Stated task -
Transcribe the lines below verbatim, skipping the images.

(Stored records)
(begin)
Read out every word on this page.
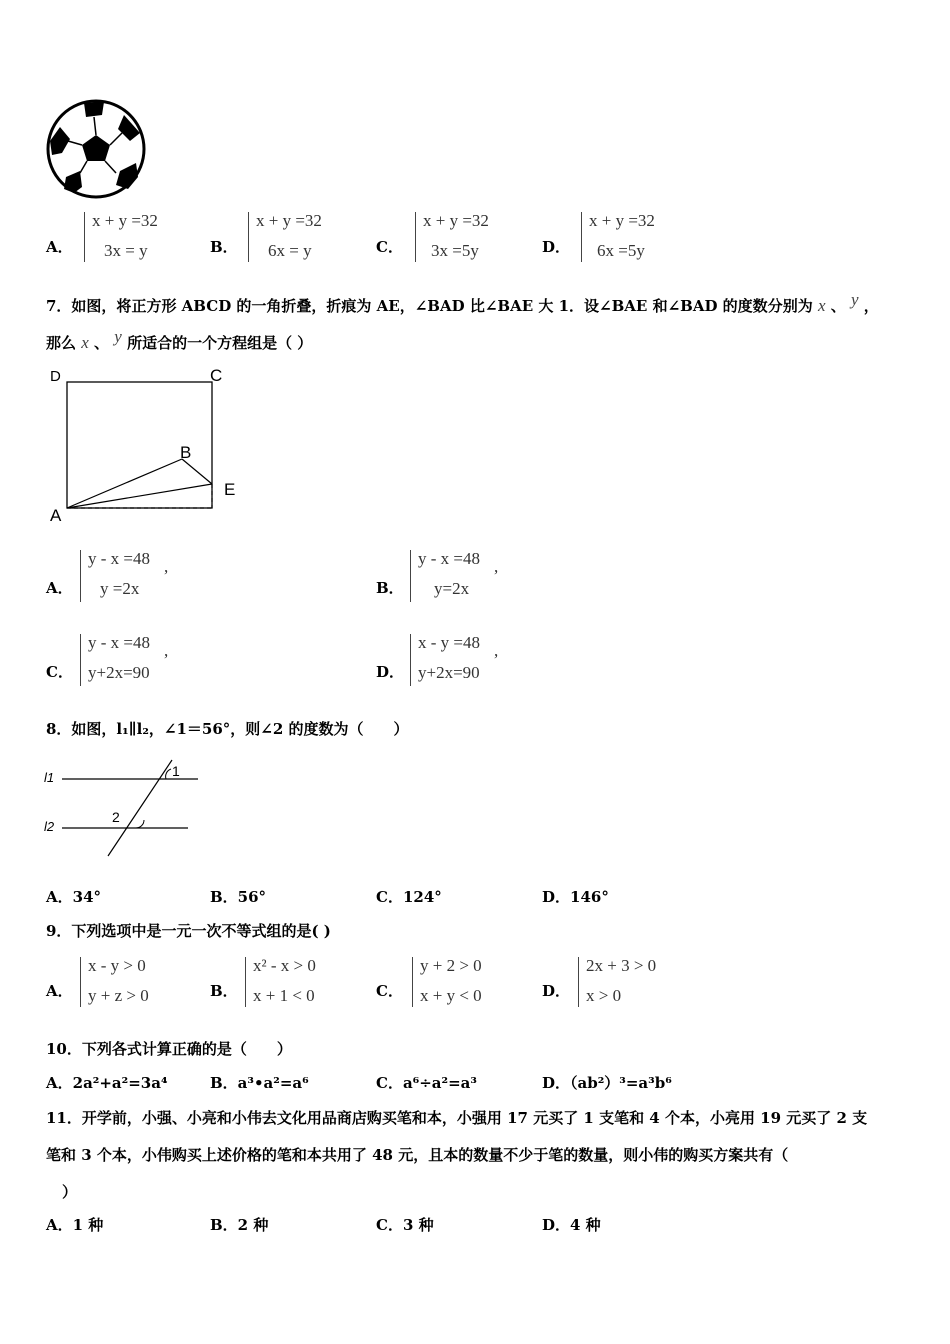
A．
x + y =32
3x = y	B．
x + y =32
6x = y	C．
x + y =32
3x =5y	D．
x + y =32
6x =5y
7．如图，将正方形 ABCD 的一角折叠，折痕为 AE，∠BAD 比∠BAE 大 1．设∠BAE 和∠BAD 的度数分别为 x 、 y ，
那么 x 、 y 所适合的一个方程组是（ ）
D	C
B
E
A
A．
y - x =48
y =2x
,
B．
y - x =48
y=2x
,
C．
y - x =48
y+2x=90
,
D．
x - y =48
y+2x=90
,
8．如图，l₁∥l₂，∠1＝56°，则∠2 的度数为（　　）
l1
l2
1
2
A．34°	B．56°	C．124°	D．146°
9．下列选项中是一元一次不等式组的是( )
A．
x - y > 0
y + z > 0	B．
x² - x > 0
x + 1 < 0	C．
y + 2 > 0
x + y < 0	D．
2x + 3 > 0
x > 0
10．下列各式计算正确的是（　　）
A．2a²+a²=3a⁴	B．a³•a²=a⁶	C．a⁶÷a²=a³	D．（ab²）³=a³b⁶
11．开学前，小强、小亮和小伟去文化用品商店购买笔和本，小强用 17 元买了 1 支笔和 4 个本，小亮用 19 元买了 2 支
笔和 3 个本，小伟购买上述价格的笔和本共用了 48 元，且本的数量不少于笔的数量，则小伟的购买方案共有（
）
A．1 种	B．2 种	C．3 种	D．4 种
(end)
Solution for this problem -
Read out every word on this page.
A．
x + y =32
3x = y	B．
x + y =32
6x = y	C．
x + y =32
3x =5y	D．
x + y =32
6x =5y
7．如图，将正方形 ABCD 的一角折叠，折痕为 AE，∠BAD 比∠BAE 大 1．设∠BAE 和∠BAD 的度数分别为 x 、 y ，
那么 x 、 y 所适合的一个方程组是（ ）
D	C
B
E
A
A．
y - x =48
y =2x
,
B．
y - x =48
y=2x
,
C．
y - x =48
y+2x=90
,
D．
x - y =48
y+2x=90
,
8．如图，l₁∥l₂，∠1＝56°，则∠2 的度数为（　　）
l1
l2
1
2
A．34°	B．56°	C．124°	D．146°
9．下列选项中是一元一次不等式组的是( )
A．
x - y > 0
y + z > 0	B．
x² - x > 0
x + 1 < 0	C．
y + 2 > 0
x + y < 0	D．
2x + 3 > 0
x > 0
10．下列各式计算正确的是（　　）
A．2a²+a²=3a⁴	B．a³•a²=a⁶	C．a⁶÷a²=a³	D．（ab²）³=a³b⁶
11．开学前，小强、小亮和小伟去文化用品商店购买笔和本，小强用 17 元买了 1 支笔和 4 个本，小亮用 19 元买了 2 支
笔和 3 个本，小伟购买上述价格的笔和本共用了 48 元，且本的数量不少于笔的数量，则小伟的购买方案共有（
）
A．1 种	B．2 种	C．3 种	D．4 种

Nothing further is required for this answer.